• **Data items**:
#####
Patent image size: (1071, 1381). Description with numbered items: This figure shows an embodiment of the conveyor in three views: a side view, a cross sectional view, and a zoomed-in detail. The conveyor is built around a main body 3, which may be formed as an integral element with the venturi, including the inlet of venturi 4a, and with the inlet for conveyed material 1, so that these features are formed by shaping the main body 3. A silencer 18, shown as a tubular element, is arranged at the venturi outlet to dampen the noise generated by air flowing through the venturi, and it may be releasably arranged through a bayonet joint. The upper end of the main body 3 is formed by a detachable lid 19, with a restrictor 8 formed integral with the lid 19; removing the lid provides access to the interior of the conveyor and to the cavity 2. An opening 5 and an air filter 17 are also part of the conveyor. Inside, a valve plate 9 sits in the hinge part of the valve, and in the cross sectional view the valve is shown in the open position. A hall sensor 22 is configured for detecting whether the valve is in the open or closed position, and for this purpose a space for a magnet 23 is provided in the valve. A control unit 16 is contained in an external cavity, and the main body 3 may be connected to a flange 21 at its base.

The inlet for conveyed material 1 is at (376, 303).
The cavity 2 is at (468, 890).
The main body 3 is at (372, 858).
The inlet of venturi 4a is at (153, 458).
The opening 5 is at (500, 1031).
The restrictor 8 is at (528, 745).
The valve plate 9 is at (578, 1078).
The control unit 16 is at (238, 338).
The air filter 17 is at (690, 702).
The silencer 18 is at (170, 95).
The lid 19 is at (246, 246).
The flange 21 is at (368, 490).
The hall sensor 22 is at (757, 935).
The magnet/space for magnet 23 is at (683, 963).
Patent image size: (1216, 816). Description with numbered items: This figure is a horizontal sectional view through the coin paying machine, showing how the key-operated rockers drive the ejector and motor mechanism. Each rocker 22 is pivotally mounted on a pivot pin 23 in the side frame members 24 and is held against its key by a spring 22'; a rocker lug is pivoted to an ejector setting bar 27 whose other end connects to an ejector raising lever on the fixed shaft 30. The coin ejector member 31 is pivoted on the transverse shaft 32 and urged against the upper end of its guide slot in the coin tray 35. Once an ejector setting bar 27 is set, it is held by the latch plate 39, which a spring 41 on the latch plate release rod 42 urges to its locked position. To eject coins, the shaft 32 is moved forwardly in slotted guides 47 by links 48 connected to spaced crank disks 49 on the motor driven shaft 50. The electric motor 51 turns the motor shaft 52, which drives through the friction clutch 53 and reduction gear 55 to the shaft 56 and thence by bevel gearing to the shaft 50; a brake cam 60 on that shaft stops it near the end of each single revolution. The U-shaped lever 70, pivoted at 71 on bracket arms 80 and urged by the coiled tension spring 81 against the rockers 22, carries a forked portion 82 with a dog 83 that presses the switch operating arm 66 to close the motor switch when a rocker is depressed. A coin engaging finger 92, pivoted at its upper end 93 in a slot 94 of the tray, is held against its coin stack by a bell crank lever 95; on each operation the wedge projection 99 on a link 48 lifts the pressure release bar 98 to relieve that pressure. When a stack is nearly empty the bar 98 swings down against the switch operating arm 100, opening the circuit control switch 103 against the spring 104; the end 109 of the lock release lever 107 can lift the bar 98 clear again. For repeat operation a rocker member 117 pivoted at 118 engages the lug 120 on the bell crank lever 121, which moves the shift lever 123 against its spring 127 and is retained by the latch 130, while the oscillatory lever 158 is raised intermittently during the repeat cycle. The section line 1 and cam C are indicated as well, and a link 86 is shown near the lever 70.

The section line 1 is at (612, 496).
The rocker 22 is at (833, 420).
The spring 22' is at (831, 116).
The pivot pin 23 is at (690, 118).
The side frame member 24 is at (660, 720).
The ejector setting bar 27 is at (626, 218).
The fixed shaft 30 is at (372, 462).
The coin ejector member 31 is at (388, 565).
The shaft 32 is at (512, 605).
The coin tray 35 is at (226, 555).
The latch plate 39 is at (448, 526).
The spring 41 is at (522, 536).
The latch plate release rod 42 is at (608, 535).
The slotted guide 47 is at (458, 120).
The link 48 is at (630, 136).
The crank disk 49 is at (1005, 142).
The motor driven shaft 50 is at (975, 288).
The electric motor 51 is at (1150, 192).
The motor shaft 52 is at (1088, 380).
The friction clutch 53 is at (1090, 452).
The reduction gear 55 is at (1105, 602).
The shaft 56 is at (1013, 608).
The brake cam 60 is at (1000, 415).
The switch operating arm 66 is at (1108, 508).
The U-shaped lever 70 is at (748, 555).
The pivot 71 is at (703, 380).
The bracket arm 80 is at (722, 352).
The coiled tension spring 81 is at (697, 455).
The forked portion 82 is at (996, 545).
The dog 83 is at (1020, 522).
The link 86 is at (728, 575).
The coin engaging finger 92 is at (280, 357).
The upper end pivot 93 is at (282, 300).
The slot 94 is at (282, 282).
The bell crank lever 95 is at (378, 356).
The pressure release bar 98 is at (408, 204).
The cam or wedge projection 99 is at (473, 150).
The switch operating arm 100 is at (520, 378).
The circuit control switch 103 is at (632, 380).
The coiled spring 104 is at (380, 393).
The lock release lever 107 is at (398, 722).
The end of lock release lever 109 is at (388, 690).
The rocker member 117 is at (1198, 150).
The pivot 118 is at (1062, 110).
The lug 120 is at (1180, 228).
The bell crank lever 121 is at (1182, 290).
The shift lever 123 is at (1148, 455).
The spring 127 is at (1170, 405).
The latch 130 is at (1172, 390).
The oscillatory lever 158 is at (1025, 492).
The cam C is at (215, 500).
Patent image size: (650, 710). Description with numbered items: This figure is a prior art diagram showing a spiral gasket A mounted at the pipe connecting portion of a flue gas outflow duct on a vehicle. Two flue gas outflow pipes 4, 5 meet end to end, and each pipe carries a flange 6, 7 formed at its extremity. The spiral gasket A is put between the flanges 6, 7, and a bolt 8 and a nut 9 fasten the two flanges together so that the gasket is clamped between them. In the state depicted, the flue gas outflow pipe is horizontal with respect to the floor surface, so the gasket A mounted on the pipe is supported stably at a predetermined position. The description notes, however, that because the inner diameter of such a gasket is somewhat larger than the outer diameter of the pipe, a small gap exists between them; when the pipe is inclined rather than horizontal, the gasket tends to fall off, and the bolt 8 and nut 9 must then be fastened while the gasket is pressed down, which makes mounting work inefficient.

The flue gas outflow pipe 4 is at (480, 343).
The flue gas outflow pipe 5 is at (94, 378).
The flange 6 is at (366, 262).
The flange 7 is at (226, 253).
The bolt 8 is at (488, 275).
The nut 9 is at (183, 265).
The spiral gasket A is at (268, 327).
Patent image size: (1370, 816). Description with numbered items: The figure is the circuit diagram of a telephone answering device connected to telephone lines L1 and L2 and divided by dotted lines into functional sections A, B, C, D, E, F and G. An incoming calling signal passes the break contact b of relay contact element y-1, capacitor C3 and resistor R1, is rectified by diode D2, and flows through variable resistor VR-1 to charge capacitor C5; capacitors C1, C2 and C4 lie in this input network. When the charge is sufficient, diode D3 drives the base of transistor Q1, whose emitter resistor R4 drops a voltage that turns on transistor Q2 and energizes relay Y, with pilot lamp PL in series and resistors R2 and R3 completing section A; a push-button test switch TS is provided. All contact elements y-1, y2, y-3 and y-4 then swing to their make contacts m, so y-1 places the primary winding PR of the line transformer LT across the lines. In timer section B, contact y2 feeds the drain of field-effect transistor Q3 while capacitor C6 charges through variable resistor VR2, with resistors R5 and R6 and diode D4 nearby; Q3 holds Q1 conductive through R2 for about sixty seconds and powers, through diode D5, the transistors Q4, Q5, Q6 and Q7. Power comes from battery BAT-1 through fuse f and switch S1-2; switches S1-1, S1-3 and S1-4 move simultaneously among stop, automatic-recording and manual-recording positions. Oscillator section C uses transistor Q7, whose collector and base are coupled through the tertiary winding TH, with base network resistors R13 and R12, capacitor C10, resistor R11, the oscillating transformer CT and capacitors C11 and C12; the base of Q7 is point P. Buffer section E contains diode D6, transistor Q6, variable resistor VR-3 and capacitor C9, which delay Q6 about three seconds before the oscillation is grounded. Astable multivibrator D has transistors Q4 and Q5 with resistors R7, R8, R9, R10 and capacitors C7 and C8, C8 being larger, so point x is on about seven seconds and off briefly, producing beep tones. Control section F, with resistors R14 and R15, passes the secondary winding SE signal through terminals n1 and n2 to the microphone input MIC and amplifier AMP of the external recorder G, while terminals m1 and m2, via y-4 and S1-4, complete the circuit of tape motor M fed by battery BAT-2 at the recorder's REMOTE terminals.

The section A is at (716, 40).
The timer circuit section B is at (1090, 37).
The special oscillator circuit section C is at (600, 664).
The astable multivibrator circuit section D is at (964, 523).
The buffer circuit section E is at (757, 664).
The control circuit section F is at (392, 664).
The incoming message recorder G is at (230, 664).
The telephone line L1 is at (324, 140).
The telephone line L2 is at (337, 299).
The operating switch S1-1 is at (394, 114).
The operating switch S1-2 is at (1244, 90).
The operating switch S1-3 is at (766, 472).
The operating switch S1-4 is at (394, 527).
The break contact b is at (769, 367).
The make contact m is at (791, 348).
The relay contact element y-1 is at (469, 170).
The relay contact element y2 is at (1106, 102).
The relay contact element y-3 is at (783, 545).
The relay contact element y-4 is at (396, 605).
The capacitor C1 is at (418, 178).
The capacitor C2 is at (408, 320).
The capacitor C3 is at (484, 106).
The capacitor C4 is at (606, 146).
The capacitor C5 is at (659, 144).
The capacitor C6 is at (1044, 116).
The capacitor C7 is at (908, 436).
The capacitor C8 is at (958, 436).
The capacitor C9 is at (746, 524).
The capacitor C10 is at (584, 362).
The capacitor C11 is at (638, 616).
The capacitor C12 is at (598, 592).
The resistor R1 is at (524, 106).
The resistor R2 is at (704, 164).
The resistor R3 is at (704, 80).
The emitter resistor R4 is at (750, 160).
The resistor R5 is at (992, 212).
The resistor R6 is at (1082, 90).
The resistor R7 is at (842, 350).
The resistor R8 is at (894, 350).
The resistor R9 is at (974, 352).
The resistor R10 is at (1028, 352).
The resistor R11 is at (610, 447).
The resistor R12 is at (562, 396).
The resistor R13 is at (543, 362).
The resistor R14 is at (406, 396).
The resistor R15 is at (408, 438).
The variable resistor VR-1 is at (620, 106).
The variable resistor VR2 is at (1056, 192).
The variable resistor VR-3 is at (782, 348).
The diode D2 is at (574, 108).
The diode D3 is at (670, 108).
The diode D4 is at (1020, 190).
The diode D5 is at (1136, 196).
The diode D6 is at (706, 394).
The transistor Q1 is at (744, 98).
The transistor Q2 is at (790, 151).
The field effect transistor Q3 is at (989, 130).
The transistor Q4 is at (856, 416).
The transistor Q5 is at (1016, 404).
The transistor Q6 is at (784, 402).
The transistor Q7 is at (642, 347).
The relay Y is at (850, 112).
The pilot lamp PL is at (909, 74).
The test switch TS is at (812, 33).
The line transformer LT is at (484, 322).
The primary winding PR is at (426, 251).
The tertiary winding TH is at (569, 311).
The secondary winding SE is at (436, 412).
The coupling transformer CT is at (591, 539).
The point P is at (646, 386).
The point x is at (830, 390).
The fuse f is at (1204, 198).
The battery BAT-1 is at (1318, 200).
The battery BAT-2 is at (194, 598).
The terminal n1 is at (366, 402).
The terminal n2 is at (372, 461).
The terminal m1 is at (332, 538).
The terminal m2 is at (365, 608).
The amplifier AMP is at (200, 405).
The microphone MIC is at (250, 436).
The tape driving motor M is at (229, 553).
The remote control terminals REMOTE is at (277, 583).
#####
• **WHAT THE EXERCISE ASKS**:
Write out the data items exactly as they appear, from the first line through the line containing "The magnet/space for", inclusive.

• **CORRECT OUTPUT**:
Patent image size: (1071, 1381). Description with numbered items: This figure shows an embodiment of the conveyor in three views: a side view, a cross sectional view, and a zoomed-in detail. The conveyor is built around a main body 3, which may be formed as an integral element with the venturi, including the inlet of venturi 4a, and with the inlet for conveyed material 1, so that these features are formed by shaping the main body 3. A silencer 18, shown as a tubular element, is arranged at the venturi outlet to dampen the noise generated by air flowing through the venturi, and it may be releasably arranged through a bayonet joint. The upper end of the main body 3 is formed by a detachable lid 19, with a restrictor 8 formed integral with the lid 19; removing the lid provides access to the interior of the conveyor and to the cavity 2. An opening 5 and an air filter 17 are also part of the conveyor. Inside, a valve plate 9 sits in the hinge part of the valve, and in the cross sectional view the valve is shown in the open position. A hall sensor 22 is configured for detecting whether the valve is in the open or closed position, and for this purpose a space for a magnet 23 is provided in the valve. A control unit 16 is contained in an external cavity, and the main body 3 may be connected to a flange 21 at its base.

The inlet for conveyed material 1 is at (376, 303).
The cavity 2 is at (468, 890).
The main body 3 is at (372, 858).
The inlet of venturi 4a is at (153, 458).
The opening 5 is at (500, 1031).
The restrictor 8 is at (528, 745).
The valve plate 9 is at (578, 1078).
The control unit 16 is at (238, 338).
The air filter 17 is at (690, 702).
The silencer 18 is at (170, 95).
The lid 19 is at (246, 246).
The flange 21 is at (368, 490).
The hall sensor 22 is at (757, 935).
The magnet/space for magnet 23 is at (683, 963).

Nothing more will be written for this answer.